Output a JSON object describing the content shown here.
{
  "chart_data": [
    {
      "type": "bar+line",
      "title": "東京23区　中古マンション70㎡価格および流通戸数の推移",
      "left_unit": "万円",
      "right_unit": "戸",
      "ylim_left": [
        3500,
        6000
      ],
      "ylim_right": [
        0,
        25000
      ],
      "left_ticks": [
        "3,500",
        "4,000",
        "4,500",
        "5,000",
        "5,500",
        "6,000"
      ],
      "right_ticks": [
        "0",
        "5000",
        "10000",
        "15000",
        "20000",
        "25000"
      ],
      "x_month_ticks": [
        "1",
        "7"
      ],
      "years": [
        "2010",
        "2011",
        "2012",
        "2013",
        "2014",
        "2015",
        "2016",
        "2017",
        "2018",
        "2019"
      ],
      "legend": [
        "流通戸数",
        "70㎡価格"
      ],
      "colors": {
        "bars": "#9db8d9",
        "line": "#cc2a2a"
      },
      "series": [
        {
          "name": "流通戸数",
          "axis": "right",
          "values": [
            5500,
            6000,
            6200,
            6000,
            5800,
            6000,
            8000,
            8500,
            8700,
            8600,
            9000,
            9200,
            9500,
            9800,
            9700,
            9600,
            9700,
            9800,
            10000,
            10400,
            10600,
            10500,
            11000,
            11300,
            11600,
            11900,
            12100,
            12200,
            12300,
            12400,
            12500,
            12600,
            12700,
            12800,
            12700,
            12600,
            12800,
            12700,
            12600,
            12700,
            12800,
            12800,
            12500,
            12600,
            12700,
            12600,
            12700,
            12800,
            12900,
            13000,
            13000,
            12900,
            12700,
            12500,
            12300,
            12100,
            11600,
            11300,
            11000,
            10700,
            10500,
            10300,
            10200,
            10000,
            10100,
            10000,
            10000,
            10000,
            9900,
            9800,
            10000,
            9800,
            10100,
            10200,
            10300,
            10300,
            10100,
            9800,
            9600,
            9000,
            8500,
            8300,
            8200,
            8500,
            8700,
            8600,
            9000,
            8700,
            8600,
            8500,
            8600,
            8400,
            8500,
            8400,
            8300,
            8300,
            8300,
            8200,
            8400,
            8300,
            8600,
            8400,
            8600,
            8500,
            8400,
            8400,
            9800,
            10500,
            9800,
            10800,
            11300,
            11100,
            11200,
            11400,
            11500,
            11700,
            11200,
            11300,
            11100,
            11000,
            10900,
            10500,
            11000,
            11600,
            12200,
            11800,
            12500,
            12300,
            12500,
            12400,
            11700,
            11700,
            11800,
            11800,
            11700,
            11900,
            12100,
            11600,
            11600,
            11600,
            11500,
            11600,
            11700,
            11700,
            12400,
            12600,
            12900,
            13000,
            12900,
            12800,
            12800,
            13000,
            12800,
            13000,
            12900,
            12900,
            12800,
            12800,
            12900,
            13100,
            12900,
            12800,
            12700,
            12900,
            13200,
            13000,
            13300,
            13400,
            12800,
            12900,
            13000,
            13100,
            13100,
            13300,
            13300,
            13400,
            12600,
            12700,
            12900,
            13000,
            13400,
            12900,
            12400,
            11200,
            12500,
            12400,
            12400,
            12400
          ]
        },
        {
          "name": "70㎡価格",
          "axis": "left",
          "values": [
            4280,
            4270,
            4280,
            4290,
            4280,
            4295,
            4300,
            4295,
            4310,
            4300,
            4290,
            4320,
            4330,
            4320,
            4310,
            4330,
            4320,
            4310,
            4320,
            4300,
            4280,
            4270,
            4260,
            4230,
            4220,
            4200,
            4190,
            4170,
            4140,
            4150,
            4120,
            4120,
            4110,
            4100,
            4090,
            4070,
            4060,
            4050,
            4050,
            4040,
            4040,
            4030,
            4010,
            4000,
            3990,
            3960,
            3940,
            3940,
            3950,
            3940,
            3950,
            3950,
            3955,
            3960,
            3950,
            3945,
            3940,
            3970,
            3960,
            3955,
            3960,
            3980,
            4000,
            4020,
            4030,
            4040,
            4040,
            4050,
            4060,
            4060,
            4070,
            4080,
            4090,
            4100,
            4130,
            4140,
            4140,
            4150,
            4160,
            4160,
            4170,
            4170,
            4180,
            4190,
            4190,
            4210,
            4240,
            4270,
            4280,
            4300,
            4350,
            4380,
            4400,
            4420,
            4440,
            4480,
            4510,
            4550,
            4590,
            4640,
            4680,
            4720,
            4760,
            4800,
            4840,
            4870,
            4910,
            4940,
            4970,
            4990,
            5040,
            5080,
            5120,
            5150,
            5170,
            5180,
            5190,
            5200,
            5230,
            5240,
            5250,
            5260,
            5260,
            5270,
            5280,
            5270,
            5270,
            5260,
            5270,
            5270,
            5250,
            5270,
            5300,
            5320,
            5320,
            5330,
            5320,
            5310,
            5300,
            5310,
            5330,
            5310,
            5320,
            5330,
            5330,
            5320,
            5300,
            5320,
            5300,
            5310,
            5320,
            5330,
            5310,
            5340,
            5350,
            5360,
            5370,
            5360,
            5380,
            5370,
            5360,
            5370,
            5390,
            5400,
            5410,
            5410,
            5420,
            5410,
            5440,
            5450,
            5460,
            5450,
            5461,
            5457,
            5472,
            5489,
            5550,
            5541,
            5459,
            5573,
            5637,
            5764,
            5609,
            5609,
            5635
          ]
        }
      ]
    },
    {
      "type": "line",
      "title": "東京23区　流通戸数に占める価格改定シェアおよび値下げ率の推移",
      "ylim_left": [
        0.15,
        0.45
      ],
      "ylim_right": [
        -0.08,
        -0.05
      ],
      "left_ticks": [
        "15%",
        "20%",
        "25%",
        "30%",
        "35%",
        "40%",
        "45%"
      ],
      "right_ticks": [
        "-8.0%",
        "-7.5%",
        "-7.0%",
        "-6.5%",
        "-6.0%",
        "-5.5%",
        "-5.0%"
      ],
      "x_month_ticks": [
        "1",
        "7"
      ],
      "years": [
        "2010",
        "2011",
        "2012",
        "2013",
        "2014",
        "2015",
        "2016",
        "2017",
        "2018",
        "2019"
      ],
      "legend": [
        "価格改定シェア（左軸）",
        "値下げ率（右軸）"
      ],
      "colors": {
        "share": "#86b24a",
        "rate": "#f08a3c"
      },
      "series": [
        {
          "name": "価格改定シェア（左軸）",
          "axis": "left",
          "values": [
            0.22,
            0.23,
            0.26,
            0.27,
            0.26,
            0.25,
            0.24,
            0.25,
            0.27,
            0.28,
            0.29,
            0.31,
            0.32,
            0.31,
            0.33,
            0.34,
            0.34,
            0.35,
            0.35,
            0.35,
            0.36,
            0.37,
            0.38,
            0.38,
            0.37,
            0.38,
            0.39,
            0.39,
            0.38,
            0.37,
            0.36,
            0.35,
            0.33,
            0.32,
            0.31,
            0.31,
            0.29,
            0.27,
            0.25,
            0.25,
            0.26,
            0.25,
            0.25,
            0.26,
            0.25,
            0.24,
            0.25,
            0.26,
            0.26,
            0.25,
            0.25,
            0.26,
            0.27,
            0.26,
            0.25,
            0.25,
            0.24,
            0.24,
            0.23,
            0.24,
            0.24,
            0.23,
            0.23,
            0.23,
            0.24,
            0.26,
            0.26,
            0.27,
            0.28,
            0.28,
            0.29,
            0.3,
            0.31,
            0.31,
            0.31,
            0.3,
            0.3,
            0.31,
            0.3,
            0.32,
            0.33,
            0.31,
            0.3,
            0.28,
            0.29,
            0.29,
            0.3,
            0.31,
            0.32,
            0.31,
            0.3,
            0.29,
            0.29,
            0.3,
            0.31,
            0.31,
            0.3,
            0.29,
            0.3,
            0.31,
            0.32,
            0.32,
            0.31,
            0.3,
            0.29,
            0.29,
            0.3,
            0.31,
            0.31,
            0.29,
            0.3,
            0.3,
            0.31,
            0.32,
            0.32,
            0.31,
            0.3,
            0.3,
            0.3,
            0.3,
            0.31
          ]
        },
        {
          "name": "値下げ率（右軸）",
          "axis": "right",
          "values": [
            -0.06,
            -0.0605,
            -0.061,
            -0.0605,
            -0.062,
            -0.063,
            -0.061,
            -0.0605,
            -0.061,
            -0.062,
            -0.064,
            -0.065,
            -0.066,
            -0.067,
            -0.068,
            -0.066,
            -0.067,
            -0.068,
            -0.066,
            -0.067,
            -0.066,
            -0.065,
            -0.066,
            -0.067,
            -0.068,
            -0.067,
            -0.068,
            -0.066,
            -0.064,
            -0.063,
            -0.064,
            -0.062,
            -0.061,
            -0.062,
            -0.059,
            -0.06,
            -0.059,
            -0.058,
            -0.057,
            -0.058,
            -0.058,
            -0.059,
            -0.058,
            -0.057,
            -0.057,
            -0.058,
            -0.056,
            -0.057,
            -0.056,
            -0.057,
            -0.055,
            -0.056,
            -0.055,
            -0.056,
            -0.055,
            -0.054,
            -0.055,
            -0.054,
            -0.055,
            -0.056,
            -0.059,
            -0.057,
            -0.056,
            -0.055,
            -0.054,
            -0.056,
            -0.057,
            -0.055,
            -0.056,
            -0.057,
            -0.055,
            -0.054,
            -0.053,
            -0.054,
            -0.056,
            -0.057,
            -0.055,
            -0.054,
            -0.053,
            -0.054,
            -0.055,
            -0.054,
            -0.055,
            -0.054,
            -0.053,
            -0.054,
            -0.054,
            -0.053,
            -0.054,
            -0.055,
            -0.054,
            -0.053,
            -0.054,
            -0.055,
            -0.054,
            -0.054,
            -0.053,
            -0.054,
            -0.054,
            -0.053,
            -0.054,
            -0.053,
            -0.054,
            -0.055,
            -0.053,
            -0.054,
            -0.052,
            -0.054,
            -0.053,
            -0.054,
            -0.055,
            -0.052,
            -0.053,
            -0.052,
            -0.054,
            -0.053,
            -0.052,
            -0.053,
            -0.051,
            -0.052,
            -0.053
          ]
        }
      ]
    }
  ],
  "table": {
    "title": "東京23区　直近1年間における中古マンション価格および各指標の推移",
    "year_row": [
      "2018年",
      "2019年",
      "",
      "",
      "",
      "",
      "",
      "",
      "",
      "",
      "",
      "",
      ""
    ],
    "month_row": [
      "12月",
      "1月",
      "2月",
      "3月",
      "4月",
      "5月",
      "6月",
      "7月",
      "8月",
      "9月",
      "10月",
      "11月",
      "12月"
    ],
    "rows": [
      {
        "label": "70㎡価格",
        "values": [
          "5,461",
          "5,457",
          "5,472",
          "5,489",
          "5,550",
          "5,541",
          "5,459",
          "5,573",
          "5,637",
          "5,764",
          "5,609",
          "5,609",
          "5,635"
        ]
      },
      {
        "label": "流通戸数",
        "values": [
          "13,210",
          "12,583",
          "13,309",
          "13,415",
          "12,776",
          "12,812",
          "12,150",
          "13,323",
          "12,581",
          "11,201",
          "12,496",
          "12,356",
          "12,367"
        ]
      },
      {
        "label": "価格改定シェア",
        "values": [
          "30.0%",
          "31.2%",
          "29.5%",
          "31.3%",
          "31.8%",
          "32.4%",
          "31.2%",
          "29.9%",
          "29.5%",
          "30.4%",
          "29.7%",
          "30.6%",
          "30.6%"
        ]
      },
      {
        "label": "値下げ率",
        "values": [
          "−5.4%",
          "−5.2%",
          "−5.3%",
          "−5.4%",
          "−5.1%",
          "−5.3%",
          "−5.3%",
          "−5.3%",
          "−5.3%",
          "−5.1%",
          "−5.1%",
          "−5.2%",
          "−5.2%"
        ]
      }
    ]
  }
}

**What the task requires**
From the listing, copy each line containing the word "title".

**Exercise answer**
      "title": "東京23区　中古マンション70㎡価格および流通戸数の推移",
      "title": "東京23区　流通戸数に占める価格改定シェアおよび値下げ率の推移",
    "title": "東京23区　直近1年間における中古マンション価格および各指標の推移",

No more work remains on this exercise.